WHAT TO PRODUCE ▸ Filter the records below for the word "подачи". Copy each line that holds it.

===============

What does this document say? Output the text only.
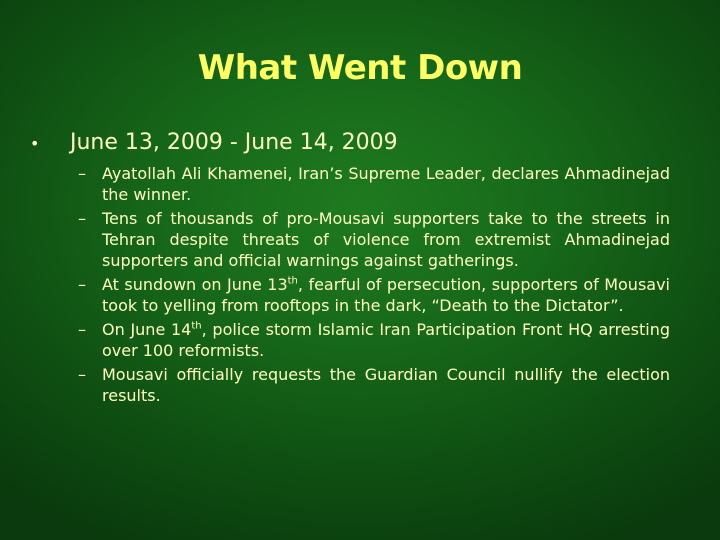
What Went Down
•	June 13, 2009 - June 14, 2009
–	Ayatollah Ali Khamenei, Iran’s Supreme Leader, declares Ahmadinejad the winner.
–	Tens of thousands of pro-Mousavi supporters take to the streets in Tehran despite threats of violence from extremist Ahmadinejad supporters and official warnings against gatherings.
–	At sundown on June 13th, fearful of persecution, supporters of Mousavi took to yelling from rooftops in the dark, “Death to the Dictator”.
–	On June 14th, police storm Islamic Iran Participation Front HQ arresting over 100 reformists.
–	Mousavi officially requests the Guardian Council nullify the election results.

===============

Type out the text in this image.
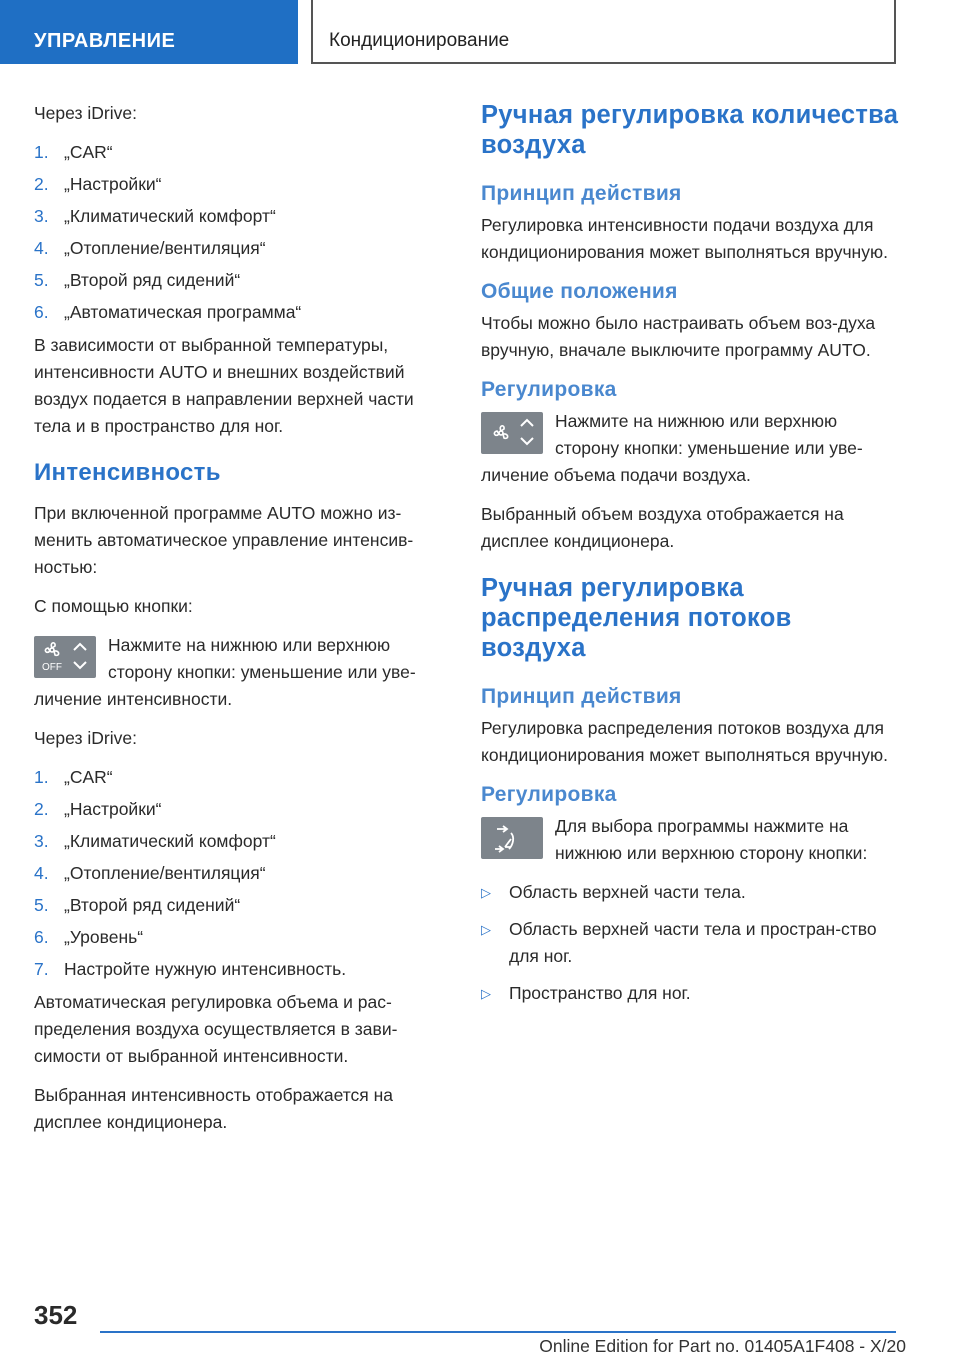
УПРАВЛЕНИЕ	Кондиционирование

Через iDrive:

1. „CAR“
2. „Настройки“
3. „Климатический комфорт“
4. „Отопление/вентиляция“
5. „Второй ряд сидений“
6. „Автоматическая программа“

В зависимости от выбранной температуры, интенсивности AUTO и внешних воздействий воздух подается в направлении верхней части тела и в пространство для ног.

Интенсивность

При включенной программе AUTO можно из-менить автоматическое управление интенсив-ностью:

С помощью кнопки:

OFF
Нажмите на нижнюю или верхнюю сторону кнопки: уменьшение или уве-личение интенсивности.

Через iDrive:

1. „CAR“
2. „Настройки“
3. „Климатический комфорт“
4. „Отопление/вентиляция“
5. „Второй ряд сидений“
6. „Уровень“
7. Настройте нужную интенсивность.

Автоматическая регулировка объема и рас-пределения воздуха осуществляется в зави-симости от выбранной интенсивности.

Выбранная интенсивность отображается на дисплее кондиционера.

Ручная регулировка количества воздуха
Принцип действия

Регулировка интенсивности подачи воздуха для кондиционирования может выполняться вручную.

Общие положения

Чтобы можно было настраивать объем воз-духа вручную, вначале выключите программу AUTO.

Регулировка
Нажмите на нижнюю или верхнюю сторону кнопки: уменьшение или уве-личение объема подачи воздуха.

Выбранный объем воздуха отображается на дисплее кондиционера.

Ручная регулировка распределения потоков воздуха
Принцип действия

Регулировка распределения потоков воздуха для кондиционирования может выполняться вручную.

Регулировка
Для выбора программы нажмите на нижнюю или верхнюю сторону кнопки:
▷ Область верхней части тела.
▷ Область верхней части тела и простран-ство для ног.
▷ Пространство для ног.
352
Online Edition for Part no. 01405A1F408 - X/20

===============

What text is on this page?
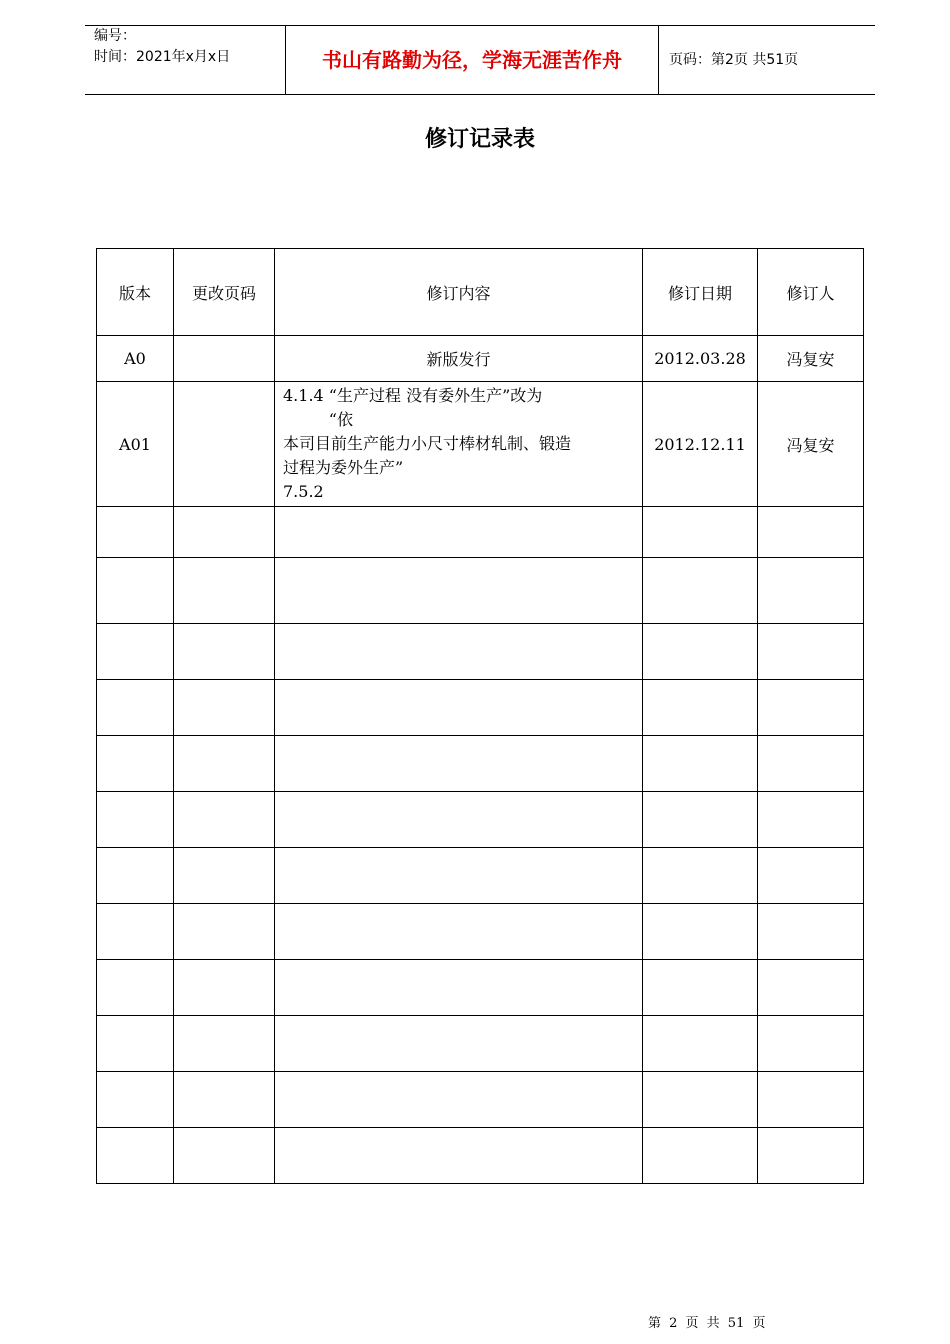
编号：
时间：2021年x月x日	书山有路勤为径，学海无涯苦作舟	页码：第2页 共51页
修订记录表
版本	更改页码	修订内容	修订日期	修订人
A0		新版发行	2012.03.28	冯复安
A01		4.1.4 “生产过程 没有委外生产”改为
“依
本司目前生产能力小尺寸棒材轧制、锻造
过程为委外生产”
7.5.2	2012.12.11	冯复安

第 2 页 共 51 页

===============

RESULT ▸
Регулировка интенсивности подачи воздуха для кондиционирования может выполняться вручную.
Нажмите на нижнюю или верхнюю сторону кнопки: уменьшение или уве-личение объема подачи воздуха.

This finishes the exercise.